• **Work required**
Every line of the material is to be repeated exactly as it stands.

• **Recorded information**
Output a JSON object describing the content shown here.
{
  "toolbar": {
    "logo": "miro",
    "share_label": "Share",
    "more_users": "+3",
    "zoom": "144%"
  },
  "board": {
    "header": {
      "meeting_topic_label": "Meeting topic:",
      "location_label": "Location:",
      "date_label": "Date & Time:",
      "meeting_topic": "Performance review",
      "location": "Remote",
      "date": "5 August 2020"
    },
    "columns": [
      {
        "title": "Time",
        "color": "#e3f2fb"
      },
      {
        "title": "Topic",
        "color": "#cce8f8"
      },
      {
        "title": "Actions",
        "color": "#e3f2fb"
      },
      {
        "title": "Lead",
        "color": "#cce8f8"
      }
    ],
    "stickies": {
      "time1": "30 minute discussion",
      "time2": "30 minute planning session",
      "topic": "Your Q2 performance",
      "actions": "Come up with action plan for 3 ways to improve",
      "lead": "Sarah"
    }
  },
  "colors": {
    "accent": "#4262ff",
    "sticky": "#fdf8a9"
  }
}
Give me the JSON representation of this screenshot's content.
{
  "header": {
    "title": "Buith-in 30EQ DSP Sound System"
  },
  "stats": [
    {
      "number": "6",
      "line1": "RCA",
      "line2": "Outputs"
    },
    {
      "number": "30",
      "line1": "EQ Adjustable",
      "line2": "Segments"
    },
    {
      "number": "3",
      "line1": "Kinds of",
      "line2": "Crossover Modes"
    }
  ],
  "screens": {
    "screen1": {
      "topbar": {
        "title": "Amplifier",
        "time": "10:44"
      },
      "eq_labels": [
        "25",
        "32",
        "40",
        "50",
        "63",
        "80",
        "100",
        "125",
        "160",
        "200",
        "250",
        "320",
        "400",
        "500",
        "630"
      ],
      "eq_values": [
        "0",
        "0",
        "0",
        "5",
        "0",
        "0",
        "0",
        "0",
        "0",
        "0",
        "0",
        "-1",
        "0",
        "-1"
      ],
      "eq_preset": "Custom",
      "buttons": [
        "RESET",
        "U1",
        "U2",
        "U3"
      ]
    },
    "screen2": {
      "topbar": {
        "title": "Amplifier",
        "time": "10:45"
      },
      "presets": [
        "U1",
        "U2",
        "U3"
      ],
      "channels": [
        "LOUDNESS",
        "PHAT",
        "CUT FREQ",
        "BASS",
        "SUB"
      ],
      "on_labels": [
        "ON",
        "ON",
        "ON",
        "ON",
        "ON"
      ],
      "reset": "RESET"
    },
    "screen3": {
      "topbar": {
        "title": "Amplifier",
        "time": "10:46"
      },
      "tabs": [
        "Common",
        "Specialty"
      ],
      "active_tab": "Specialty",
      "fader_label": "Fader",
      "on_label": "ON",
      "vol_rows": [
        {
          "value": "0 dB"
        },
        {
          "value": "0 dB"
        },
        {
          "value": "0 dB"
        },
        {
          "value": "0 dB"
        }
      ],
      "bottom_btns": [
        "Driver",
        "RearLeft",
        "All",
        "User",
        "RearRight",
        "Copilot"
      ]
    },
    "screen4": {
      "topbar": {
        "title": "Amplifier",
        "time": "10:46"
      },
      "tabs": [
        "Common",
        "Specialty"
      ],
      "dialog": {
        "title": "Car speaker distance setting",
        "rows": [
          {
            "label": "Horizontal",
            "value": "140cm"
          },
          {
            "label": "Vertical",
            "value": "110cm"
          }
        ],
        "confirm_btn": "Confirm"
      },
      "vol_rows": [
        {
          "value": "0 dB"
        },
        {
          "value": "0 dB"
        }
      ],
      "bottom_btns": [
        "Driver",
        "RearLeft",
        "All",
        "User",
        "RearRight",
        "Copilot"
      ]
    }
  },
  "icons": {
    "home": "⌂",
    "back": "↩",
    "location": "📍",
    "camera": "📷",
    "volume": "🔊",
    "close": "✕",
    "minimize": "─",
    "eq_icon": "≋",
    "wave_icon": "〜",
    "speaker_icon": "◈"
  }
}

• **Response to this exercise**
Output a JSON object describing the content shown here.
{
  "toolbar": {
    "logo": "miro",
    "share_label": "Share",
    "more_users": "+3",
    "zoom": "144%"
  },
  "board": {
    "header": {
      "meeting_topic_label": "Meeting topic:",
      "location_label": "Location:",
      "date_label": "Date & Time:",
      "meeting_topic": "Performance review",
      "location": "Remote",
      "date": "5 August 2020"
    },
    "columns": [
      {
        "title": "Time",
        "color": "#e3f2fb"
      },
      {
        "title": "Topic",
        "color": "#cce8f8"
      },
      {
        "title": "Actions",
        "color": "#e3f2fb"
      },
      {
        "title": "Lead",
        "color": "#cce8f8"
      }
    ],
    "stickies": {
      "time1": "30 minute discussion",
      "time2": "30 minute planning session",
      "topic": "Your Q2 performance",
      "actions": "Come up with action plan for 3 ways to improve",
      "lead": "Sarah"
    }
  },
  "colors": {
    "accent": "#4262ff",
    "sticky": "#fdf8a9"
  }
}
Give me the JSON representation of this screenshot's content.
{
  "header": {
    "title": "Buith-in 30EQ DSP Sound System"
  },
  "stats": [
    {
      "number": "6",
      "line1": "RCA",
      "line2": "Outputs"
    },
    {
      "number": "30",
      "line1": "EQ Adjustable",
      "line2": "Segments"
    },
    {
      "number": "3",
      "line1": "Kinds of",
      "line2": "Crossover Modes"
    }
  ],
  "screens": {
    "screen1": {
      "topbar": {
        "title": "Amplifier",
        "time": "10:44"
      },
      "eq_labels": [
        "25",
        "32",
        "40",
        "50",
        "63",
        "80",
        "100",
        "125",
        "160",
        "200",
        "250",
        "320",
        "400",
        "500",
        "630"
      ],
      "eq_values": [
        "0",
        "0",
        "0",
        "5",
        "0",
        "0",
        "0",
        "0",
        "0",
        "0",
        "0",
        "-1",
        "0",
        "-1"
      ],
      "eq_preset": "Custom",
      "buttons": [
        "RESET",
        "U1",
        "U2",
        "U3"
      ]
    },
    "screen2": {
      "topbar": {
        "title": "Amplifier",
        "time": "10:45"
      },
      "presets": [
        "U1",
        "U2",
        "U3"
      ],
      "channels": [
        "LOUDNESS",
        "PHAT",
        "CUT FREQ",
        "BASS",
        "SUB"
      ],
      "on_labels": [
        "ON",
        "ON",
        "ON",
        "ON",
        "ON"
      ],
      "reset": "RESET"
    },
    "screen3": {
      "topbar": {
        "title": "Amplifier",
        "time": "10:46"
      },
      "tabs": [
        "Common",
        "Specialty"
      ],
      "active_tab": "Specialty",
      "fader_label": "Fader",
      "on_label": "ON",
      "vol_rows": [
        {
          "value": "0 dB"
        },
        {
          "value": "0 dB"
        },
        {
          "value": "0 dB"
        },
        {
          "value": "0 dB"
        }
      ],
      "bottom_btns": [
        "Driver",
        "RearLeft",
        "All",
        "User",
        "RearRight",
        "Copilot"
      ]
    },
    "screen4": {
      "topbar": {
        "title": "Amplifier",
        "time": "10:46"
      },
      "tabs": [
        "Common",
        "Specialty"
      ],
      "dialog": {
        "title": "Car speaker distance setting",
        "rows": [
          {
            "label": "Horizontal",
            "value": "140cm"
          },
          {
            "label": "Vertical",
            "value": "110cm"
          }
        ],
        "confirm_btn": "Confirm"
      },
      "vol_rows": [
        {
          "value": "0 dB"
        },
        {
          "value": "0 dB"
        }
      ],
      "bottom_btns": [
        "Driver",
        "RearLeft",
        "All",
        "User",
        "RearRight",
        "Copilot"
      ]
    }
  },
  "icons": {
    "home": "⌂",
    "back": "↩",
    "location": "📍",
    "camera": "📷",
    "volume": "🔊",
    "close": "✕",
    "minimize": "─",
    "eq_icon": "≋",
    "wave_icon": "〜",
    "speaker_icon": "◈"
  }
}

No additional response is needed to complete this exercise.